=== Supplied text ===

Having gone with the 3D printed parts in red and being happy with the performance of the current setup, I decided to go against the idea to try out hydrodipping my parts with a faux arctic camo. Seeing all the black and red, it occurred to me that I could try out printing some new .45 grip covers in wood PLA. While I really love the Dye Carbon Fiber Grip Panels, I really wanted to push that personalization envelope. The word is that you can sand and stain wood filament and guess what? YOU CAN! Just be sure to keep in mind that since it's not 100% wood, you have to wait till the wood particles that are in there get as much time to soak it in and dry. Don't rush that step!

The Reveal

For about 2 months of work and loads of iterations, Project: Spump in it's current form!
There are still items to change, but this is how it will stay for some time. The biggest change will be the rail guides to lower the amount of material used and the location. The pump handle has already gone through some additional changes but won't be printed till this one hits critical failure. Below is a list of the primary parts used for this build.

=== Stored data ===

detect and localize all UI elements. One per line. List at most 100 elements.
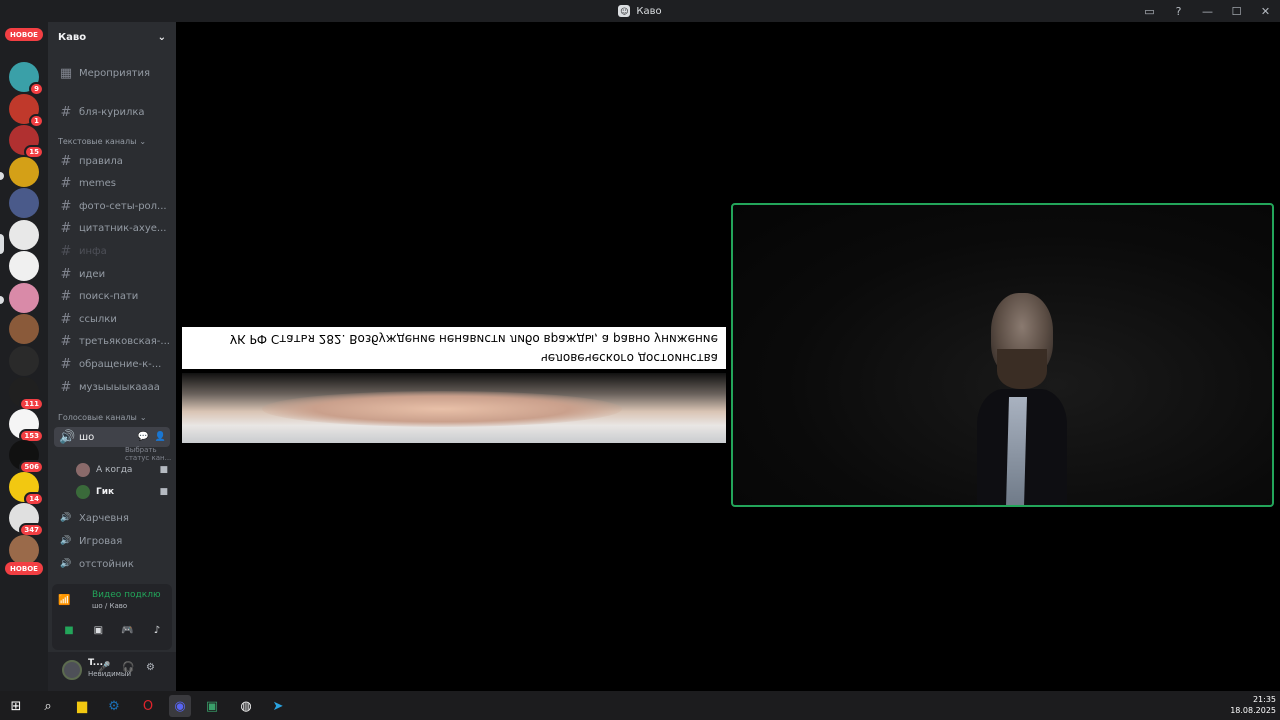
channel-item[interactable]: # фото-сеты-рол... (54, 196, 170, 216)
channel-label: цитатник-ахуе... (79, 223, 167, 235)
speaker-icon: 🔊 (60, 513, 72, 523)
channel-item[interactable]: # инфа (54, 241, 170, 261)
headphones-icon[interactable]: 🎧 (122, 662, 134, 673)
minimize-icon[interactable]: — (1193, 0, 1222, 22)
server-header[interactable]: Каво ⌄ (48, 22, 176, 52)
speaker-icon: 🔊 (59, 429, 76, 445)
channel-item[interactable]: # цитатник-ахуе... (54, 219, 170, 239)
server-icon[interactable] (9, 345, 39, 376)
screen-share-image (182, 373, 726, 443)
voice-user[interactable]: А когда ■ (76, 461, 168, 479)
telegram-icon[interactable]: ➤ (267, 695, 289, 717)
channel-item[interactable]: # третьяковская-... (54, 332, 170, 352)
server-icon: ☺ (618, 5, 631, 17)
server-icon[interactable]: 1 (9, 93, 44, 128)
system-clock[interactable]: 21:35 18.08.2025 (1230, 694, 1276, 716)
channel-item[interactable]: # обращение-к-... (54, 354, 170, 374)
caption-line-1: УК РФ Статья 282. Возбуждение ненависти … (229, 332, 718, 346)
avatar (76, 485, 90, 499)
voice-channel-label: Игровая (79, 535, 123, 547)
channel-item[interactable]: # бля-курилка (54, 102, 170, 122)
active-voice-channel[interactable]: 🔊 шо 💬 👤 (54, 427, 170, 447)
chevron-down-icon: ⌄ (139, 137, 147, 146)
server-icon[interactable] (9, 534, 39, 565)
events-item[interactable]: ▦ Мероприятия (54, 63, 170, 83)
voice-status-prompt[interactable]: Выбрать статус кан... (125, 446, 176, 462)
new-pill-bottom[interactable]: НОВОЕ (5, 562, 43, 575)
soundboard-button[interactable]: ♪ (146, 620, 168, 640)
help-icon[interactable]: ? (1164, 0, 1193, 22)
app-icon[interactable]: ▣ (201, 695, 223, 717)
windows-start-icon[interactable]: ⊞ (5, 695, 27, 717)
maximize-icon[interactable]: ☐ (1222, 0, 1251, 22)
voice-location[interactable]: шо / Каво (92, 602, 127, 610)
folder-icon[interactable]: ▆ (71, 695, 93, 717)
channel-label: фото-сеты-рол... (79, 200, 167, 212)
window-controls: ▭ ? — ☐ ✕ (1135, 0, 1280, 22)
channel-label: ссылки (79, 313, 117, 325)
close-icon[interactable]: ✕ (1251, 0, 1280, 22)
taskbar: ⊞ ⌕ ▆ ⚙ O ◉ ▣ ◍ ➤ 21:35 18.08.2025 (0, 691, 1280, 720)
avatar[interactable] (62, 660, 82, 680)
channel-item[interactable]: # музыыыыкаааа (54, 377, 170, 397)
server-icon[interactable]: 111 (9, 377, 44, 411)
server-icon[interactable] (9, 156, 39, 187)
discord-icon[interactable]: ◉ (169, 695, 191, 717)
server-icon[interactable]: 347 (9, 503, 44, 537)
signal-icon[interactable]: 📶 (58, 595, 70, 606)
hash-icon: # (60, 289, 72, 305)
hash-icon: # (60, 176, 72, 192)
voice-category[interactable]: Голосовые каналы ⌄ (58, 413, 147, 422)
channel-label: третьяковская-... (79, 336, 170, 348)
channel-item[interactable]: # memes (54, 174, 170, 194)
server-icon[interactable] (9, 219, 39, 250)
events-label: Мероприятия (79, 67, 150, 79)
screen-share-button[interactable]: ▣ (87, 620, 109, 640)
activities-button[interactable]: 🎮 (117, 620, 139, 640)
app-2-icon[interactable]: ◍ (235, 695, 257, 717)
gear-icon[interactable]: ⚙ (146, 662, 155, 673)
voice-channel-item[interactable]: 🔊 отстойник (54, 554, 170, 574)
avatar (76, 463, 90, 477)
server-icon[interactable]: 9 (9, 62, 44, 96)
inbox-icon[interactable]: ▭ (1135, 0, 1164, 22)
voice-status-text[interactable]: Видео подклю (92, 590, 161, 600)
server-icon[interactable] (9, 251, 39, 281)
hash-icon: # (60, 311, 72, 327)
voice-actions: ■ ▣ 🎮 ♪ (58, 620, 168, 640)
camera-tile[interactable] (731, 203, 1274, 507)
camera-button[interactable]: ■ (58, 620, 80, 640)
search-icon[interactable]: ⌕ (37, 695, 59, 717)
channel-label: идеи (79, 268, 106, 280)
microphone-icon[interactable]: 🎤 (98, 662, 110, 673)
channel-item[interactable]: # идеи (54, 264, 170, 284)
calendar-icon: ▦ (59, 65, 73, 81)
server-icon[interactable]: 15 (9, 125, 44, 159)
screen-share-tile[interactable]: УК РФ Статья 282. Возбуждение ненависти … (182, 327, 726, 443)
chat-icon[interactable]: 💬 (138, 432, 149, 442)
new-pill-top[interactable]: НОВОЕ (5, 28, 43, 41)
opera-icon[interactable]: O (137, 695, 159, 717)
channel-label: обращение-к-... (79, 358, 162, 370)
voice-connection-panel: 📶 Видео подклю шо / Каво ■ ▣ 🎮 ♪ (52, 584, 172, 650)
voice-channel-item[interactable]: 🔊 Игровая (54, 531, 170, 551)
server-icon[interactable]: 506 (9, 440, 44, 474)
voice-channel-item[interactable]: 🔊 Харчевня (54, 508, 170, 528)
category-label: Текстовые каналы (58, 137, 137, 146)
mention-badge: 1 (29, 113, 44, 128)
channel-item[interactable]: # поиск-пати (54, 287, 170, 307)
text-category[interactable]: Текстовые каналы ⌄ (58, 137, 146, 146)
server-icon[interactable] (9, 188, 39, 218)
server-icon[interactable]: 153 (9, 408, 44, 443)
server-icon[interactable]: 14 (9, 471, 44, 506)
server-icon[interactable] (9, 282, 39, 313)
channel-label: memes (79, 178, 116, 190)
voice-user[interactable]: Гик ■ (76, 483, 168, 501)
server-icon[interactable] (9, 314, 39, 344)
invite-icon[interactable]: 👤 (155, 432, 170, 442)
channel-item[interactable]: # ссылки (54, 309, 170, 329)
server-name: Каво (58, 31, 87, 43)
mention-badge: 9 (29, 82, 44, 96)
steam-icon[interactable]: ⚙ (103, 695, 125, 717)
channel-item[interactable]: # правила (54, 151, 170, 171)
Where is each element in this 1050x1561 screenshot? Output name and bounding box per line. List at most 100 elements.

===

### [Problems]
a – In the Project: Spump write-up, what material were the new .45 grip covers printed in?
b – Write out the part of the Project: Spump write-up that opens with the words containing "There are still" and closes with "for this build.".

### [Correct answers]
a – Wood PLA.

b –
There are still items to change, but this is how it will stay for some time. The biggest change will be the rail guides to lower the amount of material used and the location. The pump handle has already gone through some additional changes but won't be printed till this one hits critical failure. Below is a list of the primary parts used for this build.